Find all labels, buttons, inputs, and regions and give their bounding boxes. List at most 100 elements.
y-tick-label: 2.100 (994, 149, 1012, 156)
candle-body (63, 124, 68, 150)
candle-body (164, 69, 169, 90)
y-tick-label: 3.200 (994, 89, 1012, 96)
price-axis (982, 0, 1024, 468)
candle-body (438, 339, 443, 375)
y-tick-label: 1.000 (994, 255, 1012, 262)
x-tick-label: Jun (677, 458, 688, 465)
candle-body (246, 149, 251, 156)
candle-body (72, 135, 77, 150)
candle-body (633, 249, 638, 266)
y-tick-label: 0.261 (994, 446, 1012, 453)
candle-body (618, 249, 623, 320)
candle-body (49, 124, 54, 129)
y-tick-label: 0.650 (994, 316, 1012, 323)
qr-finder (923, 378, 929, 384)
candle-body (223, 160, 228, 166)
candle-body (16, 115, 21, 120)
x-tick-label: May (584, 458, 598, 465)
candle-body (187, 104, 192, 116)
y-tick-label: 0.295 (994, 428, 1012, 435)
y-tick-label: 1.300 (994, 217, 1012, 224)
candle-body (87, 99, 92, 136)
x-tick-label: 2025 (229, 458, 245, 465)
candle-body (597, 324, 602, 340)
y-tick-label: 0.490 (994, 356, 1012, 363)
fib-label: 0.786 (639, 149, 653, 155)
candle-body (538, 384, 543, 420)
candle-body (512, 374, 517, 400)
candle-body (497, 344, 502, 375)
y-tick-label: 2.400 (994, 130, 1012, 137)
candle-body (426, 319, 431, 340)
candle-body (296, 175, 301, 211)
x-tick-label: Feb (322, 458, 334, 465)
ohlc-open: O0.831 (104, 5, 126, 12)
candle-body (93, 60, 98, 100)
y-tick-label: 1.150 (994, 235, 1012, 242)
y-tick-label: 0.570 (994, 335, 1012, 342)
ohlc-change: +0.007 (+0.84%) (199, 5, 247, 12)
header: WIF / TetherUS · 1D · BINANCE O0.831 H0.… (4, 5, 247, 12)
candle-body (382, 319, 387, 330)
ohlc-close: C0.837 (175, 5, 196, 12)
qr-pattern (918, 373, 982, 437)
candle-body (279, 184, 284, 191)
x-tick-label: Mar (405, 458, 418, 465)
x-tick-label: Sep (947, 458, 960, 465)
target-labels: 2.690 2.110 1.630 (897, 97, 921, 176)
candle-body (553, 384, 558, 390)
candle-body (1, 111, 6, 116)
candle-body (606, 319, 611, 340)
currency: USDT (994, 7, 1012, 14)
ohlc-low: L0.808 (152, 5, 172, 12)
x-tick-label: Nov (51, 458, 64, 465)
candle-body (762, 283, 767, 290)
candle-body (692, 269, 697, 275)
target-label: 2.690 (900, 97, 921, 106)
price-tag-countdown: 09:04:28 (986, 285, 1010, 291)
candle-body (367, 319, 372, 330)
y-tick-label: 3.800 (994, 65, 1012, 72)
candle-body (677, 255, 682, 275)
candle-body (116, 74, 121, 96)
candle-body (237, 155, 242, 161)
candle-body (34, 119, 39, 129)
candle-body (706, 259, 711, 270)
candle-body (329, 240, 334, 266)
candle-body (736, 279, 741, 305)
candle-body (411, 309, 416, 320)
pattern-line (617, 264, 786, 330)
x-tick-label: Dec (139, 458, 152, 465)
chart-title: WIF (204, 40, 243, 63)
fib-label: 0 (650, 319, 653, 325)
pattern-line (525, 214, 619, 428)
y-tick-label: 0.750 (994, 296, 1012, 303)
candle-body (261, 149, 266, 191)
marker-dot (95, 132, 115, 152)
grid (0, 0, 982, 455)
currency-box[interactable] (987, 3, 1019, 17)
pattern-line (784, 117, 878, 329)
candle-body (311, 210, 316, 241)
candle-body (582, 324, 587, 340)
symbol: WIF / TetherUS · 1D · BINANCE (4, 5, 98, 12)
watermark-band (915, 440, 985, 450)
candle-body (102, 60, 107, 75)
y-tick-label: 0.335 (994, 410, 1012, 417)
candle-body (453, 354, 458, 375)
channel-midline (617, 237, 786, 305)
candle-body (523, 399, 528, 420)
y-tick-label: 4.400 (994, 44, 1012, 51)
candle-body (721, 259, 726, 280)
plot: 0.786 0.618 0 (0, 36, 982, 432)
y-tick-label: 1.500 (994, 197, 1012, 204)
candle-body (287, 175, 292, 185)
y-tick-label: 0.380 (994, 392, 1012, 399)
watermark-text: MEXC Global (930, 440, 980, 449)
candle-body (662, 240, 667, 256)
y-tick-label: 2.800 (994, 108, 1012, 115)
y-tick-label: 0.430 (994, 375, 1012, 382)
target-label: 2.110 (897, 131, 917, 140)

+++

Lay out the lines of the records above as a JSON list of strings, one string per line, with blank lines left out.

**Answer in full**
[
  "Find all labels, buttons, inputs, and regions and give their bounding boxes. List at most 100 elements.",
  "y-tick-label: 2.100 (994, 149, 1012, 156)",
  "candle-body (63, 124, 68, 150)",
  "candle-body (164, 69, 169, 90)",
  "y-tick-label: 3.200 (994, 89, 1012, 96)",
  "price-axis (982, 0, 1024, 468)",
  "candle-body (438, 339, 443, 375)",
  "y-tick-label: 1.000 (994, 255, 1012, 262)",
  "x-tick-label: Jun (677, 458, 688, 465)",
  "candle-body (246, 149, 251, 156)",
  "candle-body (72, 135, 77, 150)",
  "candle-body (633, 249, 638, 266)",
  "y-tick-label: 0.261 (994, 446, 1012, 453)",
  "candle-body (618, 249, 623, 320)",
  "candle-body (49, 124, 54, 129)",
  "y-tick-label: 0.650 (994, 316, 1012, 323)",
  "qr-finder (923, 378, 929, 384)",
  "candle-body (223, 160, 228, 166)",
  "candle-body (16, 115, 21, 120)",
  "x-tick-label: May (584, 458, 598, 465)",
  "candle-body (187, 104, 192, 116)",
  "y-tick-label: 0.295 (994, 428, 1012, 435)",
  "y-tick-label: 1.300 (994, 217, 1012, 224)",
  "candle-body (87, 99, 92, 136)",
  "x-tick-label: 2025 (229, 458, 245, 465)",
  "candle-body (597, 324, 602, 340)",
  "y-tick-label: 0.490 (994, 356, 1012, 363)",
  "fib-label: 0.786 (639, 149, 653, 155)",
  "candle-body (538, 384, 543, 420)",
  "candle-body (512, 374, 517, 400)",
  "candle-body (497, 344, 502, 375)",
  "y-tick-label: 2.400 (994, 130, 1012, 137)",
  "candle-body (426, 319, 431, 340)",
  "candle-body (296, 175, 301, 211)",
  "x-tick-label: Feb (322, 458, 334, 465)",
  "ohlc-open: O0.831 (104, 5, 126, 12)",
  "candle-body (93, 60, 98, 100)",
  "y-tick-label: 1.150 (994, 235, 1012, 242)",
  "y-tick-label: 0.570 (994, 335, 1012, 342)",
  "ohlc-change: +0.007 (+0.84%) (199, 5, 247, 12)",
  "header: WIF / TetherUS · 1D · BINANCE O0.831 H0.… (4, 5, 247, 12)",
  "candle-body (382, 319, 387, 330)",
  "ohlc-close: C0.837 (175, 5, 196, 12)",
  "qr-pattern (918, 373, 982, 437)",
  "candle-body (279, 184, 284, 191)",
  "x-tick-label: Mar (405, 458, 418, 465)",
  "x-tick-label: Sep (947, 458, 960, 465)",
  "target-labels: 2.690 2.110 1.630 (897, 97, 921, 176)",
  "candle-body (553, 384, 558, 390)",
  "candle-body (1, 111, 6, 116)",
  "candle-body (606, 319, 611, 340)",
  "currency: USDT (994, 7, 1012, 14)",
  "ohlc-low: L0.808 (152, 5, 172, 12)",
  "x-tick-label: Nov (51, 458, 64, 465)",
  "candle-body (762, 283, 767, 290)",
  "candle-body (692, 269, 697, 275)",
  "target-label: 2.690 (900, 97, 921, 106)",
  "price-tag-countdown: 09:04:28 (986, 285, 1010, 291)",
  "candle-body (367, 319, 372, 330)",
  "y-tick-label: 3.800 (994, 65, 1012, 72)",
  "candle-body (677, 255, 682, 275)",
  "candle-body (116, 74, 121, 96)",
  "candle-body (237, 155, 242, 161)",
  "candle-body (34, 119, 39, 129)",
  "candle-body (706, 259, 711, 270)",
  "candle-body (329, 240, 334, 266)",
  "candle-body (736, 279, 741, 305)",
  "candle-body (411, 309, 416, 320)",
  "pattern-line (617, 264, 786, 330)",
  "x-tick-label: Dec (139, 458, 152, 465)",
  "chart-title: WIF (204, 40, 243, 63)",
  "fib-label: 0 (650, 319, 653, 325)",
  "pattern-line (525, 214, 619, 428)",
  "y-tick-label: 0.750 (994, 296, 1012, 303)",
  "candle-body (261, 149, 266, 191)",
  "marker-dot (95, 132, 115, 152)",
  "grid (0, 0, 982, 455)",
  "currency-box[interactable] (987, 3, 1019, 17)",
  "pattern-line (784, 117, 878, 329)",
  "candle-body (311, 210, 316, 241)",
  "candle-body (582, 324, 587, 340)",
  "symbol: WIF / TetherUS · 1D · BINANCE (4, 5, 98, 12)",
  "watermark-band (915, 440, 985, 450)",
  "candle-body (102, 60, 107, 75)",
  "y-tick-label: 0.335 (994, 410, 1012, 417)",
  "candle-body (453, 354, 458, 375)",
  "channel-midline (617, 237, 786, 305)",
  "candle-body (523, 399, 528, 420)",
  "y-tick-label: 4.400 (994, 44, 1012, 51)",
  "candle-body (721, 259, 726, 280)",
  "plot: 0.786 0.618 0 (0, 36, 982, 432)",
  "y-tick-label: 1.500 (994, 197, 1012, 204)",
  "candle-body (287, 175, 292, 185)",
  "y-tick-label: 0.380 (994, 392, 1012, 399)",
  "watermark-text: MEXC Global (930, 440, 980, 449)",
  "candle-body (662, 240, 667, 256)",
  "y-tick-label: 2.800 (994, 108, 1012, 115)",
  "y-tick-label: 0.430 (994, 375, 1012, 382)",
  "target-label: 2.110 (897, 131, 917, 140)"
]